[PETIKAN TEKS]:
Tajuk: Selamat Hari Bhayangkara, Polisi Harus Semakin Tangguh dan Profesional

oleh
Ilustrasi, Wakapolda Jateng, Brigjen Pol Abioso Seno Aji memeriksa pasukan apel Operasi Zebra 2021 | dok Tribratanews

Pengantar Redaksi: Mulai awal Juli ini, MettaNews menghadirkan Rubrik Tajuk. Rubrik ini ditulis oleh Redaksi, menyajikan buah pikiran dan sikap kami terhadap suatu topik atau permasalahan di seputar kita. Salam.

ELANTO WIJOYONO, warga Kota Yogyakarta, namanya mencuat melalui berbagai pemberitaan media pada tahun 2015. Pria kurus itu dengan sepedanya berani mengadang konvoi motor gede yang melaju tak mengindahkan peraturan lalu lintas. Lampu merah pun diterobos, pengguna jalan lain dipaksa minggir.

[DATA TERSIMPAN]:
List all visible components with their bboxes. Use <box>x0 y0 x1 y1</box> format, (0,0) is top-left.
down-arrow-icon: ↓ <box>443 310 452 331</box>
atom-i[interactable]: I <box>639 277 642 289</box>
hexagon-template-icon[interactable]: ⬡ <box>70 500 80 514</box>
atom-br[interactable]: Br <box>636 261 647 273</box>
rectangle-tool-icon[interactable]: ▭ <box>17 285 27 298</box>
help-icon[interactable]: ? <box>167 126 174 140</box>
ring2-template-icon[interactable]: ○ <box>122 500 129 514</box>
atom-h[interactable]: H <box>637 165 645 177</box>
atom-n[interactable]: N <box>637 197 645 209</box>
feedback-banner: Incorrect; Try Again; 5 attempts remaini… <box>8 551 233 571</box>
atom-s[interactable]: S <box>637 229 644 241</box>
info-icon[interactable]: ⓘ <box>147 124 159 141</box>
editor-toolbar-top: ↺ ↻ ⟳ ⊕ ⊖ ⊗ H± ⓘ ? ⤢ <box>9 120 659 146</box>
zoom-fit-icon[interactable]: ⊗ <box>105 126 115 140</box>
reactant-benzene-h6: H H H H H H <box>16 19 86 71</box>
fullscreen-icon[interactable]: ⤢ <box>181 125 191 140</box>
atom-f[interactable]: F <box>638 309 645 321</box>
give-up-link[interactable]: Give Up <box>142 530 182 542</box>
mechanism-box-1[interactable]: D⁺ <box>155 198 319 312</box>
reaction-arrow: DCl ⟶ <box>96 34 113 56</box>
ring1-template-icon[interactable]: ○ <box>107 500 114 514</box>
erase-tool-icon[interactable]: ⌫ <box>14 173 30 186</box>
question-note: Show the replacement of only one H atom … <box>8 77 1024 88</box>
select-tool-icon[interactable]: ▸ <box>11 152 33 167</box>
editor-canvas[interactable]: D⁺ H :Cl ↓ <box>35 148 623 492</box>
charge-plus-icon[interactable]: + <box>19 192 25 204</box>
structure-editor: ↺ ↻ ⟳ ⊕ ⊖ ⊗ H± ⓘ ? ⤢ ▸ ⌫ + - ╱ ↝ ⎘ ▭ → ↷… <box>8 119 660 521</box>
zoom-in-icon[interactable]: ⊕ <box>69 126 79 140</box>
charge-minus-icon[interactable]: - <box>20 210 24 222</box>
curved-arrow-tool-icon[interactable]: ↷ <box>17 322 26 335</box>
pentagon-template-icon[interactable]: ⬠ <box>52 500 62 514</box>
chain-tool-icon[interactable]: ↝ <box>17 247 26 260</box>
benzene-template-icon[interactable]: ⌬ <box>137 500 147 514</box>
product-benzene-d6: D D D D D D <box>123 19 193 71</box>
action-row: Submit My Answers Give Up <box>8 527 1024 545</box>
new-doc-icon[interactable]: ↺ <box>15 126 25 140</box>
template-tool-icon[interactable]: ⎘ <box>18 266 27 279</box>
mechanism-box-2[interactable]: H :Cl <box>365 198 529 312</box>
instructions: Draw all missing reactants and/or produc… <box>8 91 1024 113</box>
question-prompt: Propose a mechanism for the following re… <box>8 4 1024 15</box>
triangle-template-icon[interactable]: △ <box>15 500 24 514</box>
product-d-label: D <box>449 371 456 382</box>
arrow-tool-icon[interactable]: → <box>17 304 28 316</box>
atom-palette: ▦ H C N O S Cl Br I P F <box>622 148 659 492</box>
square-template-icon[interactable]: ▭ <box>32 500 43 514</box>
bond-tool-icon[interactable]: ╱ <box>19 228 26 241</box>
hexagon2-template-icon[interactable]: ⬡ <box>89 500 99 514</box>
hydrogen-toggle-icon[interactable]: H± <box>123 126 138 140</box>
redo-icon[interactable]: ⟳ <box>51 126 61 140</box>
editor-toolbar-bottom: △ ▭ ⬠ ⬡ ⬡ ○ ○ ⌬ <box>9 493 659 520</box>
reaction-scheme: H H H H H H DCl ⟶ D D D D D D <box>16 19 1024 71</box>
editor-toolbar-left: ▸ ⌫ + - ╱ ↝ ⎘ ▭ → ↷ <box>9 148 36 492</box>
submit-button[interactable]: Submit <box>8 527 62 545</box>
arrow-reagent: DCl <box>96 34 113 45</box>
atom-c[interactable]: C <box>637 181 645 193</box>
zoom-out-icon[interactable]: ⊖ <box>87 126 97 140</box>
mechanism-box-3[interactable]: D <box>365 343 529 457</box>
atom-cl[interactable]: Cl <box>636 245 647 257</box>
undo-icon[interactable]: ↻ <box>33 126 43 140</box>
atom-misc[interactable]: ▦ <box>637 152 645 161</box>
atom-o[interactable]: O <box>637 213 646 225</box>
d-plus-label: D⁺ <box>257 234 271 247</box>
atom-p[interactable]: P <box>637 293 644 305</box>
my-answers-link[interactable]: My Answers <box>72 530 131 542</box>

[TUGAS 1]:
Pada tahun berapa nama Elanto Wijoyono mencuat melalui berbagai pemberitaan media menurut teks tajuk tentang Hari Bhayangkara?
[TUGAS 2]:
Tentukan apakah setiap pernyataan berikut sesuai dengan teks tajuk tentang Hari Bhayangkara, lalu sertakan kutipan yang menentukan jawabannya. (a) Rubrik Tajuk ditulis oleh Redaksi. (b) Elanto Wijoyono adalah warga Kota Semarang. (c) Elanto Wijoyono mengadang konvoi motor gede dengan mobilnya.
[TUGAS 3]:
Tuliskan kelanjutan teks tajuk tentang Hari Bhayangkara, dimulai setelah kalimat terakhir yang tercantum.

[JAWABAN TERTULIS 1]:
Pada tahun 2015.

[JAWABAN TERTULIS 2]:
(a) Ya: "Rubrik ini ditulis oleh Redaksi"
(b) Tidak: "warga Kota Yogyakarta"
(c) Tidak: "dengan sepedanya berani mengadang konvoi motor gede"

[JAWABAN TERTULIS 3]:
Elanto menyebut, tindakannya itu sebagai protes terhadap pengawalan dengan voorijder yang diberikan Polri kepada rombongan moge, yang menurutnya harus diberikan secara selektif. Konvoi moge, menurutnya bukan prioritas serta tidak memiliki urgensi bagi kepentingan publik dan negara.

Elanto tentu bisa merasakan, dan ingin menuntut haknya, bahwa kegiatan rombongan moge itu menganggu rasa aman dan ketertiban masyarakat. Bedanya dia dengan warga lain, ada di keberanian dan kepedulian.

Sebagaimana amanat UU Nomor 2/2002 adalah Kepolisian Negara Republik Indonesia merupakan alat negara yang berperan dalam memelihara keamanan dan ketertiban masyarakat, menegakkan hukum, serta memberikan perlindungan, pengayoman, dan pelayanan kepada masyarakat dalam rangka terpeliharanya keamanan dalam negeri.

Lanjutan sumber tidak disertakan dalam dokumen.